# Gasleitung verschließen



## watercooled (26. November 2014)

*Gasleitung verschließen*

Huhu,

Ich habe in meinem Gartenhaus Gasleitungen liegen.
An dieser hängen ein Gasherd, ein Gasofen und ehemals 3 Gaslampen. 
Letztere habe ich jetzt aber entfernt da ich auf LEDs umsteige.
Nun gilt es die nun offenen enden der Gasleitungen wieder zu verschließen, und da ich es gleich richtig machen will habe ich die komplett abgesägt, so dass ich nun eine abgesägte Leitung vor mir habe.
Es handelt sich um eine Standard 8mm Stahl Gasleitung aus dem Campingbereich.

Wie verschließe ich nun sowas am besten?


----------



## TheBadFrag (26. November 2014)

*AW: Gasleitung verschließen*

Heißkleber oder das Gas abfackeln. 

Ne, das muss Gasdicht verlötet werden. Es gibt für jede Leitung Endkappen, die dann dort verlötet werden. Ruf doch einfach bei deinem lokalen Gas-Wasser-******* Fritzen an und lassen es machen. Dann kannst du sicher sein das die Hütte nicht in 1000 Teile gesprengt wird.

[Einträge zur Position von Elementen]

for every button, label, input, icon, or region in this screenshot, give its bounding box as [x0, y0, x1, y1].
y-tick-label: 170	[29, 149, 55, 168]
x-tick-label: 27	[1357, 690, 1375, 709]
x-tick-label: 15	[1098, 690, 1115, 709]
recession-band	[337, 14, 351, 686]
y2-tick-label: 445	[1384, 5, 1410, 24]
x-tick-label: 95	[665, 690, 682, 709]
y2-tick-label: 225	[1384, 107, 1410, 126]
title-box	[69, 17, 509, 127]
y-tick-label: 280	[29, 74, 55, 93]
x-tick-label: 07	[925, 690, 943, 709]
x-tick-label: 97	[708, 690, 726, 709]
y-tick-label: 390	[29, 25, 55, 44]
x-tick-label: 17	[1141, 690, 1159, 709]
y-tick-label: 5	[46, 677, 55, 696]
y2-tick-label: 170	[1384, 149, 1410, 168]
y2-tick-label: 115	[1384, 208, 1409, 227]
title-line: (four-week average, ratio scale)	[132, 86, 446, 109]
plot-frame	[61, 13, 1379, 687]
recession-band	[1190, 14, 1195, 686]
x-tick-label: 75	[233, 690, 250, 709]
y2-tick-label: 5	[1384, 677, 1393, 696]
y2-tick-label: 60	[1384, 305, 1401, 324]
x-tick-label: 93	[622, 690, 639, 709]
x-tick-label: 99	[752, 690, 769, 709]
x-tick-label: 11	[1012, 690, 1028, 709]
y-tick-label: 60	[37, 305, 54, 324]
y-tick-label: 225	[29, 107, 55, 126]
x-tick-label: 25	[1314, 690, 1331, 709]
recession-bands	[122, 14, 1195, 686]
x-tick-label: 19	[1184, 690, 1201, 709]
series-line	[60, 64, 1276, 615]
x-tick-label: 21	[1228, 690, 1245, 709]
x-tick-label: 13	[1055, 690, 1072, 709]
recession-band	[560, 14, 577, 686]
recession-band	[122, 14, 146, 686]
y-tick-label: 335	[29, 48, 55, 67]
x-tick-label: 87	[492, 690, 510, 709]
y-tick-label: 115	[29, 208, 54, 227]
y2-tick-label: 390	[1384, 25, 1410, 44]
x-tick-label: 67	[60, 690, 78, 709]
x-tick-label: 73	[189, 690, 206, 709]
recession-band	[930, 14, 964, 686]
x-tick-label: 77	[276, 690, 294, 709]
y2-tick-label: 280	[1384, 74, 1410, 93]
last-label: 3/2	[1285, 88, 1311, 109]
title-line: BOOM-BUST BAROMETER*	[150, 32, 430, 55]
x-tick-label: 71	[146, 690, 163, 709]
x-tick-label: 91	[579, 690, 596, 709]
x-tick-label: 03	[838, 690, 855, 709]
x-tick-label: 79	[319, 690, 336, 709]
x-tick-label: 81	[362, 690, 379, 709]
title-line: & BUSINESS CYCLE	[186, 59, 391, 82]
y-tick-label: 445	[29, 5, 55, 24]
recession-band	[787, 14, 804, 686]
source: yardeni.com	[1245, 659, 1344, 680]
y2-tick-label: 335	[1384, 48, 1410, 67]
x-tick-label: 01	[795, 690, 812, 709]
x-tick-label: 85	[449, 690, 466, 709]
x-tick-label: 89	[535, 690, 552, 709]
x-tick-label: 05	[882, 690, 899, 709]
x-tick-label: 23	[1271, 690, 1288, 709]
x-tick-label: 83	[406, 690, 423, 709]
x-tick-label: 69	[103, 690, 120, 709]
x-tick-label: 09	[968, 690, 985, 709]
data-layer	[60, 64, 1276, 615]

▶ ARBEITSAUFTRÄGE
1. Nenne alle Geräte, die laut dem Text über das Verschließen der Gasleitung an der Gasleitung im Gartenhaus hängen oder früher hingen.
2. Führe den Text über das Verschließen der Gasleitung nach seinem letzten Satz fort.
Die Einträge spielen hierfür keine Rolle.

▶ LÖSUNGEN
1. Gasherd, Gasofen und drei Gaslampen (die Gaslampen wurden inzwischen entfernt)

2.
----------



## Amon (27. November 2014)

*AW: Gasleitung verschließen*

Genau. Sowas immer von einem Fachmann durchführen lassen oder jemanden der Ahnung hat. Wenn du einen Schweißer im Bekanntenkreis hast, wird der dir die Dinger auch dicht löten können.


----------



## watercooled (27. November 2014)

*AW: Gasleitung verschließen*

Schweißen wird schwer, da ist leider kein Strom vorhanden.
Habe von diesen Schneidmuttern gehört. Ist das eine Lösung?


----------



## nfsgame (27. November 2014)

*AW: Gasleitung verschließen*

Kai, lass es machen oder du bist demnächst in den Nachrichten ... Kabeltrommeln und Verlängerungsschnüre haben die Gaswasserscheiße-Leute immer dabei. Wie willst du ohne Saft in der Butze überhaupt dein geplantes 2.1 befeuern?


----------



## Klutten (27. November 2014)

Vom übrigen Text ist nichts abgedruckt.